TASK DESCRIPTION —
Read through the data, and wherever a line holds the word "karena", write that line out.

GIVEN RECORDS —
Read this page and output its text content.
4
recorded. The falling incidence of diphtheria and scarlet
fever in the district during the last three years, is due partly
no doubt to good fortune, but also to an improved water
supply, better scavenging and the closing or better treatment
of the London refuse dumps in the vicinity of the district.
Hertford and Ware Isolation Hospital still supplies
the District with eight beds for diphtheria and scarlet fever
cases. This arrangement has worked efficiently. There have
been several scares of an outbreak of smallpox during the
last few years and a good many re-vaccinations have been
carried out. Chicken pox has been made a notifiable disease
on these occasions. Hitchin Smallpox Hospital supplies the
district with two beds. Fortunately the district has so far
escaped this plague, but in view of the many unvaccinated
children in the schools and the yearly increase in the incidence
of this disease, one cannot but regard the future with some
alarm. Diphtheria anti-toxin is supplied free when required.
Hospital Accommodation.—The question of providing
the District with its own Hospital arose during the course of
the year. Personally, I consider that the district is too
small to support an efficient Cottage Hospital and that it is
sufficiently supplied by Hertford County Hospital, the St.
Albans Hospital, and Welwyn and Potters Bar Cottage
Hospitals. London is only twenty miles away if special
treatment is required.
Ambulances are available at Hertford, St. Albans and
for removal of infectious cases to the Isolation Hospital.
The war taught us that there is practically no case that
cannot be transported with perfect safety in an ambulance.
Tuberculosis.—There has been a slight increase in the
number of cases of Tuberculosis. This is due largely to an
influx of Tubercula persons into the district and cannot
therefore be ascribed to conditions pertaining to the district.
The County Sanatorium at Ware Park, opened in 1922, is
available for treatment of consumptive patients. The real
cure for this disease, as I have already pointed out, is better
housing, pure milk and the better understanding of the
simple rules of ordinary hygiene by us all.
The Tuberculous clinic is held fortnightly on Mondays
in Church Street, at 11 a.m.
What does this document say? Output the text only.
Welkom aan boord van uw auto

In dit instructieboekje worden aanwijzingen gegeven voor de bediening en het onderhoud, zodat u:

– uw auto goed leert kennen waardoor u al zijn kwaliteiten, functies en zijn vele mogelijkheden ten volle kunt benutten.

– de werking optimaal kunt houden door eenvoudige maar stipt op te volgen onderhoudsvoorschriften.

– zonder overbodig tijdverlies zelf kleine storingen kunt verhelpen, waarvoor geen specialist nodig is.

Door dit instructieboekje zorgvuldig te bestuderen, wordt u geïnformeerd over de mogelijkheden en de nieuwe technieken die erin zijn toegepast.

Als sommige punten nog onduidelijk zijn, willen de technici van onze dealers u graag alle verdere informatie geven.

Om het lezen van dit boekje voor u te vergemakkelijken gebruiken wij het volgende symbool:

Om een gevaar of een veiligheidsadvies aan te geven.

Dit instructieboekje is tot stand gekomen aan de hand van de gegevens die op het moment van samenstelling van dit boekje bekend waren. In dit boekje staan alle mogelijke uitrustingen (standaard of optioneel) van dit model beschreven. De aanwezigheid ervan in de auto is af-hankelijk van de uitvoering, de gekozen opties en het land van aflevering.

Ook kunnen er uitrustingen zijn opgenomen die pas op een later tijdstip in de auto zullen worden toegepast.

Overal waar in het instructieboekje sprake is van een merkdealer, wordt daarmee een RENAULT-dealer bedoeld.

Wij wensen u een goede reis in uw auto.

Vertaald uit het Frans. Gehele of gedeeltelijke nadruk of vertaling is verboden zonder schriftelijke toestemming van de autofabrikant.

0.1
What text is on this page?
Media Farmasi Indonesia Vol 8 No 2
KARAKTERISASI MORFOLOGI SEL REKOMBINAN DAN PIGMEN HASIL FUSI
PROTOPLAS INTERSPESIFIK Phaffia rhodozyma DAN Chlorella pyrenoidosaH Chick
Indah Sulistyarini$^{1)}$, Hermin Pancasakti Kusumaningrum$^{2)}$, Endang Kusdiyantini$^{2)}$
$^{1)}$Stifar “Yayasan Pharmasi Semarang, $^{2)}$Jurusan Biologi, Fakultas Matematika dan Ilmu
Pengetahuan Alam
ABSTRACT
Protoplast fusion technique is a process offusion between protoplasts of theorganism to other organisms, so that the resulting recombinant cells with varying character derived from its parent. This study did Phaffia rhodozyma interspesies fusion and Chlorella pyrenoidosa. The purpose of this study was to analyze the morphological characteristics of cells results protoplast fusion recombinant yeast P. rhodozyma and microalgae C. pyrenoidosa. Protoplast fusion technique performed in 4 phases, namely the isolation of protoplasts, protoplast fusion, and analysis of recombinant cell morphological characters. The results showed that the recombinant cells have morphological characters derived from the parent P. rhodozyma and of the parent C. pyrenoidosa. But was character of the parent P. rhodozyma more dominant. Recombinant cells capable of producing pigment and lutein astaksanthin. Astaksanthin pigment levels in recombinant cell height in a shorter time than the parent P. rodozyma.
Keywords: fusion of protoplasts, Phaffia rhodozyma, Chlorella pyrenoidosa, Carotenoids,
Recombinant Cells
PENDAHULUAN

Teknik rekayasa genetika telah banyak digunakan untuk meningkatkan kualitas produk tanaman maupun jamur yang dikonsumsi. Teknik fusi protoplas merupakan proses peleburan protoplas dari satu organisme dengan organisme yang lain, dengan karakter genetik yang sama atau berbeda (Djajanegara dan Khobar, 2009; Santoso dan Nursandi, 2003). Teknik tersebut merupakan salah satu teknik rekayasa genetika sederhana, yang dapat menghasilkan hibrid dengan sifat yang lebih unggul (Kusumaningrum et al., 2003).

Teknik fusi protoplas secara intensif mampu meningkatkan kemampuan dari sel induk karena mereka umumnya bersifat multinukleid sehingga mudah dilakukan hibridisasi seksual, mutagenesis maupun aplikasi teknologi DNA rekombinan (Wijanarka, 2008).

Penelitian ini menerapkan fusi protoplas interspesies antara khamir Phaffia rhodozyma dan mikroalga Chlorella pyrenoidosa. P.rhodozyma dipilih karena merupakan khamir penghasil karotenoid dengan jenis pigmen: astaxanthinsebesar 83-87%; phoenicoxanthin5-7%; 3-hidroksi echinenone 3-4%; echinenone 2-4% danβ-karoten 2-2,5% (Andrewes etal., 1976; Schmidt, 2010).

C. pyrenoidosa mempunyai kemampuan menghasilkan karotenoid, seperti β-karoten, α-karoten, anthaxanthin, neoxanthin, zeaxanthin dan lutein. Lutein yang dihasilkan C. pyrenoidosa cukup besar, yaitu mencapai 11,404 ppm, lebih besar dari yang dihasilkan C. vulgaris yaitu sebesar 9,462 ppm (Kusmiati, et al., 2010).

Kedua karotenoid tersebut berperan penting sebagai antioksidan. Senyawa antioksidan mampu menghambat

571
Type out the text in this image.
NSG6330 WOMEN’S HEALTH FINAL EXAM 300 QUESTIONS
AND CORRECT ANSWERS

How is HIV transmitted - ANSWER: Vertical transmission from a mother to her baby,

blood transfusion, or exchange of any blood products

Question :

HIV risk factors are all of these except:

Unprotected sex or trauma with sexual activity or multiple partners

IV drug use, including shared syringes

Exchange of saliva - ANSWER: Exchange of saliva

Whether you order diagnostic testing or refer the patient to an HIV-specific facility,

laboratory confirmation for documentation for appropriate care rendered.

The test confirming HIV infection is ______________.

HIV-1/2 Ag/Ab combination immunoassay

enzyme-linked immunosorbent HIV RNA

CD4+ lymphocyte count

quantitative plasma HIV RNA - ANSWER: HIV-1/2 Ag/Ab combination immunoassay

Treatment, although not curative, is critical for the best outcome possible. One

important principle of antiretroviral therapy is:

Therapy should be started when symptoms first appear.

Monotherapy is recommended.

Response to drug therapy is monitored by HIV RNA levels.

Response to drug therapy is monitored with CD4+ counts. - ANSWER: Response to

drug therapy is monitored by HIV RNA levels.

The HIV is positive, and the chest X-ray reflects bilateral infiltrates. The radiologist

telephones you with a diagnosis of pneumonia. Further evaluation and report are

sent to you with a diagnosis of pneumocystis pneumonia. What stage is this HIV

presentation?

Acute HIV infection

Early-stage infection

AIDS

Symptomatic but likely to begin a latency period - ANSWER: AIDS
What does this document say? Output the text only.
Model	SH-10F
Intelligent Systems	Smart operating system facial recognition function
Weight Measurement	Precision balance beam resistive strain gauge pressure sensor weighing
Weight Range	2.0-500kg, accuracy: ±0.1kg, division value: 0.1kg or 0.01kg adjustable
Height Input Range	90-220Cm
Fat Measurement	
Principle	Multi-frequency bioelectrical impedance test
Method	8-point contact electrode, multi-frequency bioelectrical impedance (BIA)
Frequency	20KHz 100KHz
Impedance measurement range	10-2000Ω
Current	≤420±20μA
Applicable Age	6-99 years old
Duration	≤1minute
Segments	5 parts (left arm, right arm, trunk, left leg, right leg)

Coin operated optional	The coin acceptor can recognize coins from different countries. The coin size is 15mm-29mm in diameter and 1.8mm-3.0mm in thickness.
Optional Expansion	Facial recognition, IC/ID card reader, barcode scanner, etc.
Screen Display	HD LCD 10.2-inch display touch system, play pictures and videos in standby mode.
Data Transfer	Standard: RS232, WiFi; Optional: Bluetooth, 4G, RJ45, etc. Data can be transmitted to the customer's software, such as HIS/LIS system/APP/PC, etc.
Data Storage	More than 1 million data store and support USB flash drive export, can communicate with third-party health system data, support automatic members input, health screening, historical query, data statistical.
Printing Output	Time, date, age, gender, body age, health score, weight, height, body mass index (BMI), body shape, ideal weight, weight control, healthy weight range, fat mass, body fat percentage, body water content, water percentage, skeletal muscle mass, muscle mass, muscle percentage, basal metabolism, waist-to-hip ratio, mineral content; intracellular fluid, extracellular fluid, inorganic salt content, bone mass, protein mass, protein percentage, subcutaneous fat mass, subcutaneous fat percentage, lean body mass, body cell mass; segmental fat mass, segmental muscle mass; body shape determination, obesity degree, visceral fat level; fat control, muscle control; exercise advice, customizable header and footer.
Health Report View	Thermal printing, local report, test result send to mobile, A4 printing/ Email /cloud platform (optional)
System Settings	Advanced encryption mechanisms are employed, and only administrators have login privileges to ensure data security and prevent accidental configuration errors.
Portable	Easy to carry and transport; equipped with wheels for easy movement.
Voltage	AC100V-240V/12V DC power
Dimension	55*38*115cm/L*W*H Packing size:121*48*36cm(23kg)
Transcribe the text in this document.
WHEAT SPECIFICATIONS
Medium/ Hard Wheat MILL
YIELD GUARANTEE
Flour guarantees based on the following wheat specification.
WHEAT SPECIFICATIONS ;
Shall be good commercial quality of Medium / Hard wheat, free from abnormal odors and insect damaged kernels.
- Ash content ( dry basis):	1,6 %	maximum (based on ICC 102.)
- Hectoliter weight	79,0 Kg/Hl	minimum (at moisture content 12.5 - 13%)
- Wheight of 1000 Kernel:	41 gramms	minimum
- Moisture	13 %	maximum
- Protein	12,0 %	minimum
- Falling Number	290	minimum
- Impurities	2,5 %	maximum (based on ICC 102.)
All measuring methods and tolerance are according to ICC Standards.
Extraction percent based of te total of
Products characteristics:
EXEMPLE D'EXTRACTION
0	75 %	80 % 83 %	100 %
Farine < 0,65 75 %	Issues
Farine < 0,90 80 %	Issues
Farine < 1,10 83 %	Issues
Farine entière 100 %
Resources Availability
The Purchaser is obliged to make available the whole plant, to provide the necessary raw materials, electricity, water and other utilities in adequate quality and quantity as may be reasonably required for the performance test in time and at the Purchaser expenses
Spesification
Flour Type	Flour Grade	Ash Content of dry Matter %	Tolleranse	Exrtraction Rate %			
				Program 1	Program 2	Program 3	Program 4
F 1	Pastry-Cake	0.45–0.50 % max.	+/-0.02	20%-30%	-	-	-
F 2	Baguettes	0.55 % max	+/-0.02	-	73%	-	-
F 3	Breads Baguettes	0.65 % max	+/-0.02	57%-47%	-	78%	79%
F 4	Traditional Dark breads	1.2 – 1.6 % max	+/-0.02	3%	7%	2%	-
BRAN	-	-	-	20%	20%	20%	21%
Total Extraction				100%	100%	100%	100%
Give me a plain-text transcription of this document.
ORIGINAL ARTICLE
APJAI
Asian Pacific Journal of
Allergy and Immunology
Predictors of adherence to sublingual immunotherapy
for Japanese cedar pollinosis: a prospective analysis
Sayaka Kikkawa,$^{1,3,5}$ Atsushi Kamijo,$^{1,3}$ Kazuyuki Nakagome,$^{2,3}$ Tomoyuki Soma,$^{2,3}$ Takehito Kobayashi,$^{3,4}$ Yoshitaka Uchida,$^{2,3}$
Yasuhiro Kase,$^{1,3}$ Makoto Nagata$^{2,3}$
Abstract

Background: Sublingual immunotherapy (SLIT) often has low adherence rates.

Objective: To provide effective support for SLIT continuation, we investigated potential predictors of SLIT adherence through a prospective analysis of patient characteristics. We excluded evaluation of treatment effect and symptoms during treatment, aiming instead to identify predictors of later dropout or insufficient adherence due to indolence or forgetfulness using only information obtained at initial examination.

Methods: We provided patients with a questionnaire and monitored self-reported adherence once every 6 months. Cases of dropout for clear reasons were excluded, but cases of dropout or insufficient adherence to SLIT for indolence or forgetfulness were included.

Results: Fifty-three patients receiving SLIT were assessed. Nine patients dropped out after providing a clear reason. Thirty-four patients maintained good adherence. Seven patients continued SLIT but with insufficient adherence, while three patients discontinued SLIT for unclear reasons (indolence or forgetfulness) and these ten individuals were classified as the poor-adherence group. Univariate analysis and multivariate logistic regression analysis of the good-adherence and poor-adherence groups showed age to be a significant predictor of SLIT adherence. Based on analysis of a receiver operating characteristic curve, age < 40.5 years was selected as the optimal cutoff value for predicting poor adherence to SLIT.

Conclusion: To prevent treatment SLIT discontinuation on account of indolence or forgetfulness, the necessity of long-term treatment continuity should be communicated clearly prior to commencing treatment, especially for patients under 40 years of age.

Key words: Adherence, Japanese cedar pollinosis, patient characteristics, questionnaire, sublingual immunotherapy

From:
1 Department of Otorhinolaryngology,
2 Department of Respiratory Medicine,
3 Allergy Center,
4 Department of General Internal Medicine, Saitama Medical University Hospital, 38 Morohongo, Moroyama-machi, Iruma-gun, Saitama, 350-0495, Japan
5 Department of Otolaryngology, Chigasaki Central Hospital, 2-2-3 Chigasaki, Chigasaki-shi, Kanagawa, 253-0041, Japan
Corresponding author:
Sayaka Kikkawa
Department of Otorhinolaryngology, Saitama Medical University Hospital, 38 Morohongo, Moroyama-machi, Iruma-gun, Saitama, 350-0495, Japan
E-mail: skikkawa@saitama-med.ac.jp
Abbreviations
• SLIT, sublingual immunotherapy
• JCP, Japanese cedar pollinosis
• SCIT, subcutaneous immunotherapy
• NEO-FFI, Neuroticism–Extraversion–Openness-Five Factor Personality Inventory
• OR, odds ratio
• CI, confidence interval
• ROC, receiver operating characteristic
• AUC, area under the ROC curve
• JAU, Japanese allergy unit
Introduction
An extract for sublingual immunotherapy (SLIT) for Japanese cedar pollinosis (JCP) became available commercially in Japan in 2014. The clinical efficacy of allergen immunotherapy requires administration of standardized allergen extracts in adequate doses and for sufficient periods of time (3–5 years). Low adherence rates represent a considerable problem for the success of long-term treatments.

SOLUTION TO THIS EXERCISE —
Teknik fusi protoplas secara intensif mampu meningkatkan kemampuan dari sel induk karena mereka umumnya bersifat multinukleid sehingga mudah dilakukan hibridisasi seksual, mutagenesis maupun aplikasi teknologi DNA rekombinan (Wijanarka, 2008).
Penelitian ini menerapkan fusi protoplas interspesies antara khamir Phaffia rhodozyma dan mikroalga Chlorella pyrenoidosa. P.rhodozyma dipilih karena merupakan khamir penghasil karotenoid dengan jenis pigmen: astaxanthinsebesar 83-87%; phoenicoxanthin5-7%; 3-hidroksi echinenone 3-4%; echinenone 2-4% danβ-karoten 2-2,5% (Andrewes etal., 1976; Schmidt, 2010).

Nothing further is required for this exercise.